Exercise aim ▸ Find the line that contains "Output a JSON" in the entries below. Output it and each later line exactly, and nothing else.

Provided records ▸
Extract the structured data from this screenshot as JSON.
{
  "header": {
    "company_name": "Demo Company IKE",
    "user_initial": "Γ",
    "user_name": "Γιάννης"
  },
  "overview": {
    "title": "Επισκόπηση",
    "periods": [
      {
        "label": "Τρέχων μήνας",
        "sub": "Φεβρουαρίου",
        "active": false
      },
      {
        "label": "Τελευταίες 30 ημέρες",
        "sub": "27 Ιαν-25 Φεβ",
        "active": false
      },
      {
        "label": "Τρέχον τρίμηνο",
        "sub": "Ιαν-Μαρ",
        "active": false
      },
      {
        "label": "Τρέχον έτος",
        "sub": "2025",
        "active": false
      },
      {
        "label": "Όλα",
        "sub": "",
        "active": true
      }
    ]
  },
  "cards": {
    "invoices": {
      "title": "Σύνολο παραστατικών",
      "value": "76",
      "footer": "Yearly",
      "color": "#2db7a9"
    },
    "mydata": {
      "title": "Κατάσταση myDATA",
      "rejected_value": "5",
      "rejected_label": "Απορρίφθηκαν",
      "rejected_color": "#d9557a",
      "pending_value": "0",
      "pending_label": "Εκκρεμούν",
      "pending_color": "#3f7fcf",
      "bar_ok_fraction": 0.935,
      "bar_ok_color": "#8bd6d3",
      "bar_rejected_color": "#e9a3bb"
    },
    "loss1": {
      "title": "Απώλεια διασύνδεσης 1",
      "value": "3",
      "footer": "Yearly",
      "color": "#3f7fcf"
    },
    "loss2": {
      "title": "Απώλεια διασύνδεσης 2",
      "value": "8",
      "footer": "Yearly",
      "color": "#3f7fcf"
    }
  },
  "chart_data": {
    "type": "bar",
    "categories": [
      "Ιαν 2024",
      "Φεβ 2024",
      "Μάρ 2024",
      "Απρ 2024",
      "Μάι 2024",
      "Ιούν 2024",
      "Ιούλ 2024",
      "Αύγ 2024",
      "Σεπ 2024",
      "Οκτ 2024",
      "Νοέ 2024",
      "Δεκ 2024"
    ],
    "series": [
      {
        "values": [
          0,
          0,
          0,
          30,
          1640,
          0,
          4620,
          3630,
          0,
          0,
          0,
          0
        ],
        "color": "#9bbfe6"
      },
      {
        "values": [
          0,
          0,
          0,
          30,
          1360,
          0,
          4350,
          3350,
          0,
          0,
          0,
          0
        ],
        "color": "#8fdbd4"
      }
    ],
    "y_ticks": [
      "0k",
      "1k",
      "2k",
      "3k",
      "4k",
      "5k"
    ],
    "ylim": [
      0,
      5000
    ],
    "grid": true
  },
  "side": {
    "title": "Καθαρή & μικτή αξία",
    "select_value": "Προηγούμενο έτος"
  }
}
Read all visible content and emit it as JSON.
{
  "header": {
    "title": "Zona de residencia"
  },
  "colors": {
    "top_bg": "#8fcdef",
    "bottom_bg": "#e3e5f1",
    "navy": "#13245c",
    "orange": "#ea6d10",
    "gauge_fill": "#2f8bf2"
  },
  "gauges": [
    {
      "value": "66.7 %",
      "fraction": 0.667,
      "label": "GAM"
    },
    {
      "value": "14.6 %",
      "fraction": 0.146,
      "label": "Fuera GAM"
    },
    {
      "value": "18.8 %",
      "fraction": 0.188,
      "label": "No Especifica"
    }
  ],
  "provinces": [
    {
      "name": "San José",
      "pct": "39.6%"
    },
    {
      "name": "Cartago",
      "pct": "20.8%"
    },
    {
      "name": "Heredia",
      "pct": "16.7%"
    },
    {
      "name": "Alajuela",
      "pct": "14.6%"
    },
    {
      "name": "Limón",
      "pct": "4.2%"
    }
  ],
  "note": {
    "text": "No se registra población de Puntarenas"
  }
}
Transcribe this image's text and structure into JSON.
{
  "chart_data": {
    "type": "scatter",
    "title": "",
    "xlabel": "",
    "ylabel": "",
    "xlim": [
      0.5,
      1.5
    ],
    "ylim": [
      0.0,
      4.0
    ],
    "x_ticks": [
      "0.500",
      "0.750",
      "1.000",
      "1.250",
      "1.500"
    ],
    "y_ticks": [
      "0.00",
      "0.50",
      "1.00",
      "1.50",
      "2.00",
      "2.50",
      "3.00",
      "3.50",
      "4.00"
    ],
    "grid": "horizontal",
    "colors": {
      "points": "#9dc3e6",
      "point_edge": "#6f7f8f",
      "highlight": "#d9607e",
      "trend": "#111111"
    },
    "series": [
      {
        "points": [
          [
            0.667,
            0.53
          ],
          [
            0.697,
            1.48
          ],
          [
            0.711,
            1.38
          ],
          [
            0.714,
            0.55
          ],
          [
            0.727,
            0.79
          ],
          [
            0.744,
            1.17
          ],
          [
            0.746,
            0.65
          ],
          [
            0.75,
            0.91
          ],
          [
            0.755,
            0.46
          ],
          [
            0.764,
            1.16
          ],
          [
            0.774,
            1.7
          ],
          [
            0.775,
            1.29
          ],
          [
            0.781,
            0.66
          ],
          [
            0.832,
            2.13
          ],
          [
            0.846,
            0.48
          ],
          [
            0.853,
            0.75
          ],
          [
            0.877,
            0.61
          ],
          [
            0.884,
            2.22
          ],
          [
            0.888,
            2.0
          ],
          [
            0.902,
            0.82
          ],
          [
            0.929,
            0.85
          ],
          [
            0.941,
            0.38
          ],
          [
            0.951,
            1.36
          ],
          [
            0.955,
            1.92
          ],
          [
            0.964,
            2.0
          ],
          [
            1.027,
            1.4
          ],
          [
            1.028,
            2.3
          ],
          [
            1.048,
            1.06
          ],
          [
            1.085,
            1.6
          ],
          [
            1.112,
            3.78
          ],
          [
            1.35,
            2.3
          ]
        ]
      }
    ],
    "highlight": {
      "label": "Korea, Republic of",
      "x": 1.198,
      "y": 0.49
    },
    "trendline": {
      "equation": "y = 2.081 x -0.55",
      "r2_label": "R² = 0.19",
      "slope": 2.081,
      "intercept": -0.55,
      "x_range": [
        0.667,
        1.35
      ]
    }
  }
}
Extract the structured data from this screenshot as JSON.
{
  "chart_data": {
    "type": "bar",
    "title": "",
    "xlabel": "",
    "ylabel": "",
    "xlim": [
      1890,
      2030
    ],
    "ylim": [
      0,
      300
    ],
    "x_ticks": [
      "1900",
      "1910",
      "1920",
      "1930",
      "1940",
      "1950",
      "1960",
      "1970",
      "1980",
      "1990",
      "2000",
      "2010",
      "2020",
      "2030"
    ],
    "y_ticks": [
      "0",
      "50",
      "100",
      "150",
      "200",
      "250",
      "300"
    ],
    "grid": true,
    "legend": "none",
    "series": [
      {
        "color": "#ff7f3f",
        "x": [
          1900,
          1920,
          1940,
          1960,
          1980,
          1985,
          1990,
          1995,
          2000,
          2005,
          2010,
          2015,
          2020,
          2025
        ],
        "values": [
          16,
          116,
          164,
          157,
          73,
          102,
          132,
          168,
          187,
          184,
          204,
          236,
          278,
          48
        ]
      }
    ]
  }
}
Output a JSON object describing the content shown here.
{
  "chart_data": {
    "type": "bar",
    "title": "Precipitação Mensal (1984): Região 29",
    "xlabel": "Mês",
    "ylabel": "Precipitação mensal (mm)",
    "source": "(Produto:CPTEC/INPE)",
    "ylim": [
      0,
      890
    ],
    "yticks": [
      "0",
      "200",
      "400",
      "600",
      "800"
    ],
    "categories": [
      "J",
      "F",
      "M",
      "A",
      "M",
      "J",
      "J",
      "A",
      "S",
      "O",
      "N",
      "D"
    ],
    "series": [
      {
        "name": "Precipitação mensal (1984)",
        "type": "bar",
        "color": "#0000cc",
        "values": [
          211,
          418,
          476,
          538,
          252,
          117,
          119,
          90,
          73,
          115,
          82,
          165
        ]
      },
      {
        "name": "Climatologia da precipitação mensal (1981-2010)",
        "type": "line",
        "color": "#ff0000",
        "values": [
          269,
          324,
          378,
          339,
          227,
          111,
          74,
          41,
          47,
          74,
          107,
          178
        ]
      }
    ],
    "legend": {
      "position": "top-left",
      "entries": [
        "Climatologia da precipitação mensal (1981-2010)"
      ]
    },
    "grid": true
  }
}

Answer below ▸
Output a JSON object describing the content shown here.
{
  "chart_data": {
    "type": "bar",
    "title": "Precipitação Mensal (1984): Região 29",
    "xlabel": "Mês",
    "ylabel": "Precipitação mensal (mm)",
    "source": "(Produto:CPTEC/INPE)",
    "ylim": [
      0,
      890
    ],
    "yticks": [
      "0",
      "200",
      "400",
      "600",
      "800"
    ],
    "categories": [
      "J",
      "F",
      "M",
      "A",
      "M",
      "J",
      "J",
      "A",
      "S",
      "O",
      "N",
      "D"
    ],
    "series": [
      {
        "name": "Precipitação mensal (1984)",
        "type": "bar",
        "color": "#0000cc",
        "values": [
          211,
          418,
          476,
          538,
          252,
          117,
          119,
          90,
          73,
          115,
          82,
          165
        ]
      },
      {
        "name": "Climatologia da precipitação mensal (1981-2010)",
        "type": "line",
        "color": "#ff0000",
        "values": [
          269,
          324,
          378,
          339,
          227,
          111,
          74,
          41,
          47,
          74,
          107,
          178
        ]
      }
    ],
    "legend": {
      "position": "top-left",
      "entries": [
        "Climatologia da precipitação mensal (1981-2010)"
      ]
    },
    "grid": true
  }
}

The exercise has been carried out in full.